**Directions for this task**
Each entry below is to be given again word for word, with no pictures.
--- START ---
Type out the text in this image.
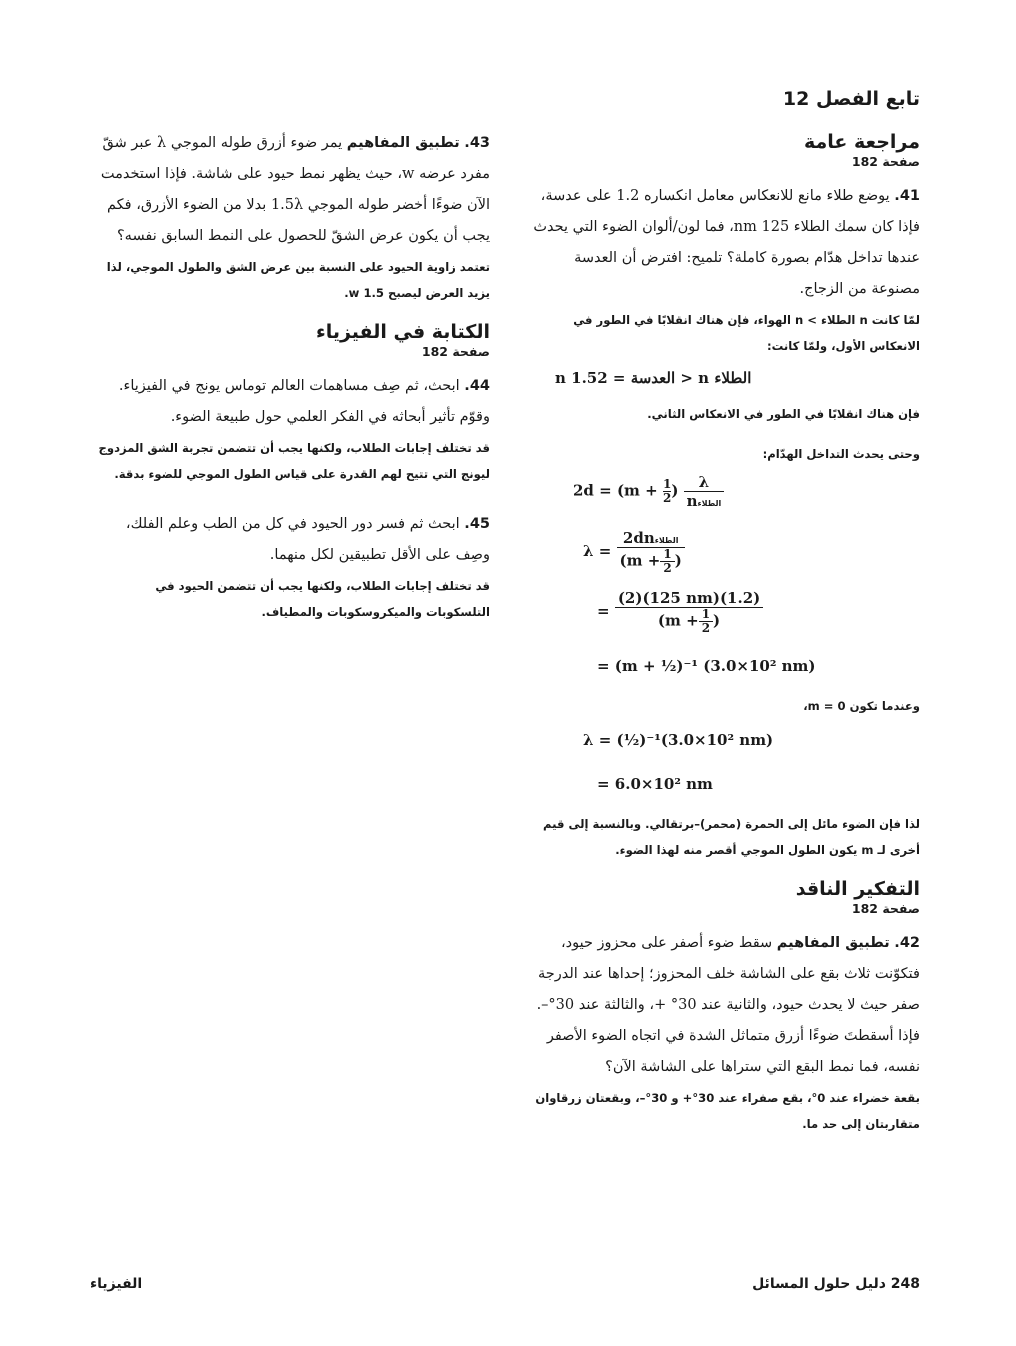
تابع الفصل 12
مراجعة عامة
صفحة 182

41. يوضع طلاء مانع للانعكاس معامل انكساره 1.2 على عدسة، فإذا كان سمك الطلاء 125 nm، فما لون/ألوان الضوء التي يحدث عندها تداخل هدّام بصورة كاملة؟ تلميح: افترض أن العدسة مصنوعة من الزجاج.

لمّا كانت n الطلاء > n الهواء، فإن هناك انقلابًا في الطور في الانعكاس الأول، ولمّا كانت:
n العدسة = 1.52 > n الطلاء
فإن هناك انقلابًا في الطور في الانعكاس الثاني.
وحتى يحدث التداخل الهدّام:
$2d = (m + \frac{1}{2}) \frac{\lambda}{\text{nالطلاء}}$
$\lambda = \frac{\text{2dnالطلاء}}{(m + \frac{1}{2} )}$
= $\frac{(2)(125 nm)(1.2)}{(m + \frac{1}{2} )}$
= (m + ½)⁻¹ (3.0×10² nm)
وعندما تكون m = 0،
λ = (½)⁻¹(3.0×10² nm)
= 6.0×10² nm
لذا فإن الضوء مائل إلى الحمرة (محمر)–برتقالي. وبالنسبة إلى قيم أخرى لـ m يكون الطول الموجي أقصر منه لهذا الضوء.
التفكير الناقد
صفحة 182

42. تطبيق المفاهيم سقط ضوء أصفر على محزوز حيود، فتكوّنت ثلاث بقع على الشاشة خلف المحزوز؛ إحداها عند الدرجة صفر حيث لا يحدث حيود، والثانية عند 30° +، والثالثة عند 30°–. فإذا أسقطتَ ضوءًا أزرق متماثل الشدة في اتجاه الضوء الأصفر نفسه، فما نمط البقع التي ستراها على الشاشة الآن؟

بقعة خضراء عند 0°، بقع صفراء عند 30°+ و 30°–، وبقعتان زرقاوان متقاربتان إلى حد ما.

43. تطبيق المفاهيم يمر ضوء أزرق طوله الموجي λ عبر شقّ مفرد عرضه w، حيث يظهر نمط حيود على شاشة. فإذا استخدمت الآن ضوءًا أخضر طوله الموجي 1.5λ بدلا من الضوء الأزرق، فكم يجب أن يكون عرض الشقّ للحصول على النمط السابق نفسه؟

تعتمد زاوية الحيود على النسبة بين عرض الشق والطول الموجي، لذا يزيد العرض ليصبح 1.5 w.
الكتابة في الفيزياء
صفحة 182

44. ابحث، ثم صِف مساهمات العالم توماس يونج في الفيزياء. وقوّم تأثير أبحاثه في الفكر العلمي حول طبيعة الضوء.

قد تختلف إجابات الطلاب، ولكنها يجب أن تتضمن تجربة الشق المزدوج ليونج التي تتيح لهم القدرة على قياس الطول الموجي للضوء بدقة.

45. ابحث ثم فسر دور الحيود في كل من الطب وعلم الفلك، وصِف على الأقل تطبيقين لكل منهما.

قد تختلف إجابات الطلاب، ولكنها يجب أن تتضمن الحيود في التلسكوبات والميكروسكوبات والمطياف.
248 دليل حلول المسائل
الفيزياء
--- END ---
**Final answer**
Type out the text in this image.
تابع الفصل 12
مراجعة عامة
صفحة 182

41. يوضع طلاء مانع للانعكاس معامل انكساره 1.2 على عدسة، فإذا كان سمك الطلاء 125 nm، فما لون/ألوان الضوء التي يحدث عندها تداخل هدّام بصورة كاملة؟ تلميح: افترض أن العدسة مصنوعة من الزجاج.

لمّا كانت n الطلاء > n الهواء، فإن هناك انقلابًا في الطور في الانعكاس الأول، ولمّا كانت:
n العدسة = 1.52 > n الطلاء
فإن هناك انقلابًا في الطور في الانعكاس الثاني.
وحتى يحدث التداخل الهدّام:
$2d = (m + \frac{1}{2}) \frac{\lambda}{\text{nالطلاء}}$
$\lambda = \frac{\text{2dnالطلاء}}{(m + \frac{1}{2} )}$
= $\frac{(2)(125 nm)(1.2)}{(m + \frac{1}{2} )}$
= (m + ½)⁻¹ (3.0×10² nm)
وعندما تكون m = 0،
λ = (½)⁻¹(3.0×10² nm)
= 6.0×10² nm
لذا فإن الضوء مائل إلى الحمرة (محمر)–برتقالي. وبالنسبة إلى قيم أخرى لـ m يكون الطول الموجي أقصر منه لهذا الضوء.
التفكير الناقد
صفحة 182

42. تطبيق المفاهيم سقط ضوء أصفر على محزوز حيود، فتكوّنت ثلاث بقع على الشاشة خلف المحزوز؛ إحداها عند الدرجة صفر حيث لا يحدث حيود، والثانية عند 30° +، والثالثة عند 30°–. فإذا أسقطتَ ضوءًا أزرق متماثل الشدة في اتجاه الضوء الأصفر نفسه، فما نمط البقع التي ستراها على الشاشة الآن؟

بقعة خضراء عند 0°، بقع صفراء عند 30°+ و 30°–، وبقعتان زرقاوان متقاربتان إلى حد ما.

43. تطبيق المفاهيم يمر ضوء أزرق طوله الموجي λ عبر شقّ مفرد عرضه w، حيث يظهر نمط حيود على شاشة. فإذا استخدمت الآن ضوءًا أخضر طوله الموجي 1.5λ بدلا من الضوء الأزرق، فكم يجب أن يكون عرض الشقّ للحصول على النمط السابق نفسه؟

تعتمد زاوية الحيود على النسبة بين عرض الشق والطول الموجي، لذا يزيد العرض ليصبح 1.5 w.
الكتابة في الفيزياء
صفحة 182

44. ابحث، ثم صِف مساهمات العالم توماس يونج في الفيزياء. وقوّم تأثير أبحاثه في الفكر العلمي حول طبيعة الضوء.

قد تختلف إجابات الطلاب، ولكنها يجب أن تتضمن تجربة الشق المزدوج ليونج التي تتيح لهم القدرة على قياس الطول الموجي للضوء بدقة.

45. ابحث ثم فسر دور الحيود في كل من الطب وعلم الفلك، وصِف على الأقل تطبيقين لكل منهما.

قد تختلف إجابات الطلاب، ولكنها يجب أن تتضمن الحيود في التلسكوبات والميكروسكوبات والمطياف.
248 دليل حلول المسائل
الفيزياء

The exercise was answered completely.